GOAL OF THE EXERCISE -
Copy every line of the records below that holds the word "İnfaz".

RECORDS SUPPLIED -
□ □ □ □ □

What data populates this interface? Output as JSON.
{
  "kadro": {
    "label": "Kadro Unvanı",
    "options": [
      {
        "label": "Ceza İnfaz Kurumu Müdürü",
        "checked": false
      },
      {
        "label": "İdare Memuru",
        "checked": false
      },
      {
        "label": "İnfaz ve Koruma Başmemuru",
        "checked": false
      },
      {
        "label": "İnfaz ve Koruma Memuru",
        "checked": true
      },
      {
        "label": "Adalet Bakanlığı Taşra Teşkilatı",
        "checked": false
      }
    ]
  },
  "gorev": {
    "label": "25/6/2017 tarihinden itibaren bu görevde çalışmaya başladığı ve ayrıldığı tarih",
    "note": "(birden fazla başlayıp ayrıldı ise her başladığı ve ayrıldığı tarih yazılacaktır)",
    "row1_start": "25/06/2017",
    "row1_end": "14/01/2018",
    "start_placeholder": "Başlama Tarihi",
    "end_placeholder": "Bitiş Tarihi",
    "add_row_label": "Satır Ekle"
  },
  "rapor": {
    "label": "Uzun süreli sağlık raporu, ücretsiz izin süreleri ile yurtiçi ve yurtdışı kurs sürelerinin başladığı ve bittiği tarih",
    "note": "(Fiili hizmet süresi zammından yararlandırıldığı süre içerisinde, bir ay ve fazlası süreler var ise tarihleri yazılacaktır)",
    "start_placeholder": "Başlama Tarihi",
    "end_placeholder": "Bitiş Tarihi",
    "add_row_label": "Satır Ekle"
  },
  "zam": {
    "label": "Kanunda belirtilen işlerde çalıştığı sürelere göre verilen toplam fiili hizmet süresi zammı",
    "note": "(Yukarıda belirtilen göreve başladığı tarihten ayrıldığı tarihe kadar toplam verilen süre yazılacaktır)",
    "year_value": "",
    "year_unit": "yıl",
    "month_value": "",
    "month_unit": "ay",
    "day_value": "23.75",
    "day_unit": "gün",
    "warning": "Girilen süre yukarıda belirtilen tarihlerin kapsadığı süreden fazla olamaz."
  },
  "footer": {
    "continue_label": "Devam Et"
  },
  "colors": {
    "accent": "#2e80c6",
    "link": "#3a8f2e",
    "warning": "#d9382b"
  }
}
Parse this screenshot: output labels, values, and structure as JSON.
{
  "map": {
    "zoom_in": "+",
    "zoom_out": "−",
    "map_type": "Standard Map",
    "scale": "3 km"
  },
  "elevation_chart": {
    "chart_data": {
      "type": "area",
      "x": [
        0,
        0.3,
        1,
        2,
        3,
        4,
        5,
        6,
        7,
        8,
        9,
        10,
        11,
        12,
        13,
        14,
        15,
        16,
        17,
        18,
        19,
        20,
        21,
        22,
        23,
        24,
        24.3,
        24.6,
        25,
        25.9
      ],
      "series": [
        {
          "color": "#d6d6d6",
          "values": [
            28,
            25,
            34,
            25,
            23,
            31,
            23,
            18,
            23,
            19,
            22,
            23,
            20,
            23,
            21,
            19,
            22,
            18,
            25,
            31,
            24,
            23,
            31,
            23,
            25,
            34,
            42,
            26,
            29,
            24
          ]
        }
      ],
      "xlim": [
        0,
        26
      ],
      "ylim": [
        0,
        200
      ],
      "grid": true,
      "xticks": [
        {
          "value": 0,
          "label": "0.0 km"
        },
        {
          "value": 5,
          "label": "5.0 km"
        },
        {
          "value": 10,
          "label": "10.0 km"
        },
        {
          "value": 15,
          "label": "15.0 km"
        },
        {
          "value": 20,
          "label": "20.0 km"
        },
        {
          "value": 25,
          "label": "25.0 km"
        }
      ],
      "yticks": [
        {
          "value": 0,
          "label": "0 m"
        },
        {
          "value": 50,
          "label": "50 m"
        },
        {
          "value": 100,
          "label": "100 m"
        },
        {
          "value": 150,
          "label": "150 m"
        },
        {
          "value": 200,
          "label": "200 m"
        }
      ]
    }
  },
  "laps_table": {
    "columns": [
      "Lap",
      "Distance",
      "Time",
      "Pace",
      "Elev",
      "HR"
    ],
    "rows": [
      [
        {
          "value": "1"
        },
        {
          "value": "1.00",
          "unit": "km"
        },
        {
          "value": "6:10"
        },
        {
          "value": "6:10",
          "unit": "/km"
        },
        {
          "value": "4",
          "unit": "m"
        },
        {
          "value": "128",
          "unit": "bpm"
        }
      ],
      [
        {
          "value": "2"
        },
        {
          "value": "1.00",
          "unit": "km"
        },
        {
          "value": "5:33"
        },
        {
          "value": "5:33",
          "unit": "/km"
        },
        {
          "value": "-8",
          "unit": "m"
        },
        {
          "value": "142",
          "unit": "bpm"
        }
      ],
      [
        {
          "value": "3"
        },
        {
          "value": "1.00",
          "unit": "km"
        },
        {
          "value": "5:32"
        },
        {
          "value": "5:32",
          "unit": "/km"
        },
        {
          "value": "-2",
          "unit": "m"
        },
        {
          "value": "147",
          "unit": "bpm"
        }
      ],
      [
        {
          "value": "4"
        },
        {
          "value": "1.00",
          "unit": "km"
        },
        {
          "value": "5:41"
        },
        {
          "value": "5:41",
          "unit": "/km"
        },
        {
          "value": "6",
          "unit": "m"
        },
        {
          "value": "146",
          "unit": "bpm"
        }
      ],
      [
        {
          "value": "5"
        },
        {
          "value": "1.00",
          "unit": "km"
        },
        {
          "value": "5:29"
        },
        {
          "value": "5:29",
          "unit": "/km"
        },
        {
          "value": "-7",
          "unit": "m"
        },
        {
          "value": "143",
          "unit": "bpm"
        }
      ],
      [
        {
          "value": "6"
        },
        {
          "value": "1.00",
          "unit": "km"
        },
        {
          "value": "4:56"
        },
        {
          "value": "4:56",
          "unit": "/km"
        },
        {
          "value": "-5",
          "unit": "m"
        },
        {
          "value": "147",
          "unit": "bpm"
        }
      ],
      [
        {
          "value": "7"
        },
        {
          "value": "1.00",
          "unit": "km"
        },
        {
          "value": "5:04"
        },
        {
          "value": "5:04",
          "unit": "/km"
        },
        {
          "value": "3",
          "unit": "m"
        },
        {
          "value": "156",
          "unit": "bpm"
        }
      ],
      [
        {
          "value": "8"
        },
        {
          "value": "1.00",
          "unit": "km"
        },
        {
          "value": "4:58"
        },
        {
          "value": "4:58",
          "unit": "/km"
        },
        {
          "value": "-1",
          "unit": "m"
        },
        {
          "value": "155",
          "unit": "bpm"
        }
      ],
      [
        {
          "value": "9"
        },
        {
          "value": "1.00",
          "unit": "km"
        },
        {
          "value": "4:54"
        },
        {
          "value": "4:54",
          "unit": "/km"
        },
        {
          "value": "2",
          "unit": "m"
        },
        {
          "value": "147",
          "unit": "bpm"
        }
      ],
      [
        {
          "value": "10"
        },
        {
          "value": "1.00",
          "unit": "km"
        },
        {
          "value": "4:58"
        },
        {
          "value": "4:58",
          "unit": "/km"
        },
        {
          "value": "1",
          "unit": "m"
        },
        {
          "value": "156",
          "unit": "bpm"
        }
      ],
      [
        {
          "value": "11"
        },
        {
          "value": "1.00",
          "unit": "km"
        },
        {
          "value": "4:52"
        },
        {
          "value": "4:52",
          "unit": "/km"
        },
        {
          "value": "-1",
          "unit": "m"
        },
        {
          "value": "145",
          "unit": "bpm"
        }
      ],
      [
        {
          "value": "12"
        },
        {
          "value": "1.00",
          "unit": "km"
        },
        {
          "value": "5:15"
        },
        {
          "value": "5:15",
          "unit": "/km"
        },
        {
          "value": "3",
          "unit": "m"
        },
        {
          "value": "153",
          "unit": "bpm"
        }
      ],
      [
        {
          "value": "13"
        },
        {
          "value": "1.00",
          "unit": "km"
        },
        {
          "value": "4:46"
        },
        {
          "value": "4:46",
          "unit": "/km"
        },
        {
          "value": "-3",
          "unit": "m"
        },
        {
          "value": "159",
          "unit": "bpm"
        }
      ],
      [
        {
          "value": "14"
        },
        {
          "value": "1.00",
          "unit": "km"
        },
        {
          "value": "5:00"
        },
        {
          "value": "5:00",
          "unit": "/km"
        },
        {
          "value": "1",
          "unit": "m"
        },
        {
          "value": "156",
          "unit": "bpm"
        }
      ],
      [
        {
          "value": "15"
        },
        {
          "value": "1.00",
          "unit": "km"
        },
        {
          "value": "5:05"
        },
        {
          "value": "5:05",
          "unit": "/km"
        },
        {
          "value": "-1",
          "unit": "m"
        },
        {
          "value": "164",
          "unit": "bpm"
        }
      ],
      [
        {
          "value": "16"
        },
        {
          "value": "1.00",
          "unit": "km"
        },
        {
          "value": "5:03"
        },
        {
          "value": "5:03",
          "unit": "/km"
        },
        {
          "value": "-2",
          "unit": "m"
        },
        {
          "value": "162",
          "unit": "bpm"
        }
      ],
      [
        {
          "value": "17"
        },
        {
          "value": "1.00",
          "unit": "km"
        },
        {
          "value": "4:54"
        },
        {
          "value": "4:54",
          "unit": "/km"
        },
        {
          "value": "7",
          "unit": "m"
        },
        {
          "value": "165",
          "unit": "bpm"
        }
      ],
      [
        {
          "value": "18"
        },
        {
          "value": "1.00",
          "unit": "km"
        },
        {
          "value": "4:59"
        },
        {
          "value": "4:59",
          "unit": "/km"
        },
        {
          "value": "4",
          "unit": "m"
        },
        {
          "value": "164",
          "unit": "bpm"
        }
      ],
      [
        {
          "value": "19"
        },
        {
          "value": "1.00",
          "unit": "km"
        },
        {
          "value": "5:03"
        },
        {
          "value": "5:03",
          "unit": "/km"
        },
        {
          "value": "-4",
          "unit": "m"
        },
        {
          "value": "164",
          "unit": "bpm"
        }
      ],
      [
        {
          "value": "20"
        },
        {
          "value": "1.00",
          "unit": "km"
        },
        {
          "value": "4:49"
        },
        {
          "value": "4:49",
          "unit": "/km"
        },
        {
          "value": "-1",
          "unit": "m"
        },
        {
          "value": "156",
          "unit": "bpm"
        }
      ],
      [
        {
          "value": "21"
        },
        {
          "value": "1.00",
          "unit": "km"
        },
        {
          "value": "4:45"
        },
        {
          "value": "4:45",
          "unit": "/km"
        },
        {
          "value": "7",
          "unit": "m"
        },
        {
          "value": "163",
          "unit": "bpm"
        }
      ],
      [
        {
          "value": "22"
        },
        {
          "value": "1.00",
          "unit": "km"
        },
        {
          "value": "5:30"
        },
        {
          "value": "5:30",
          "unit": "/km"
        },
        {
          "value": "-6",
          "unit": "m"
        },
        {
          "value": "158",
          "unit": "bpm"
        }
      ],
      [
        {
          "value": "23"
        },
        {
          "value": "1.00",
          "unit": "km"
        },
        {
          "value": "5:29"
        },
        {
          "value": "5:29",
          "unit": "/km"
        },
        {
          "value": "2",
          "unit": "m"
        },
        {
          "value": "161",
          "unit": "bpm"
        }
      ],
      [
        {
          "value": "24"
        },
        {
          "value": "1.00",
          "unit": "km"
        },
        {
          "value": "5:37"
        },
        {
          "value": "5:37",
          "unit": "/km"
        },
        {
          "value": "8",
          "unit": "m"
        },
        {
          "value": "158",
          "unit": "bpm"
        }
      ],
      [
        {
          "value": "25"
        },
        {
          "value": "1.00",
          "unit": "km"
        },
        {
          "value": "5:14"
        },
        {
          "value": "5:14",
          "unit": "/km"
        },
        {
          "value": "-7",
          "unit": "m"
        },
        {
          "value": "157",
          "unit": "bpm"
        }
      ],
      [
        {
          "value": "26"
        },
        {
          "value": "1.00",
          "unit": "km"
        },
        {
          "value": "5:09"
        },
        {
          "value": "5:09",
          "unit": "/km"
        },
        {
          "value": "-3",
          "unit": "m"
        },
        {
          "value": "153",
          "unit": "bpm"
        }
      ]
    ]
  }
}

□ □ □ □ □

COMPLETE ANSWER -
        "label": "Ceza İnfaz Kurumu Müdürü",
        "label": "İnfaz ve Koruma Başmemuru",
        "label": "İnfaz ve Koruma Memuru",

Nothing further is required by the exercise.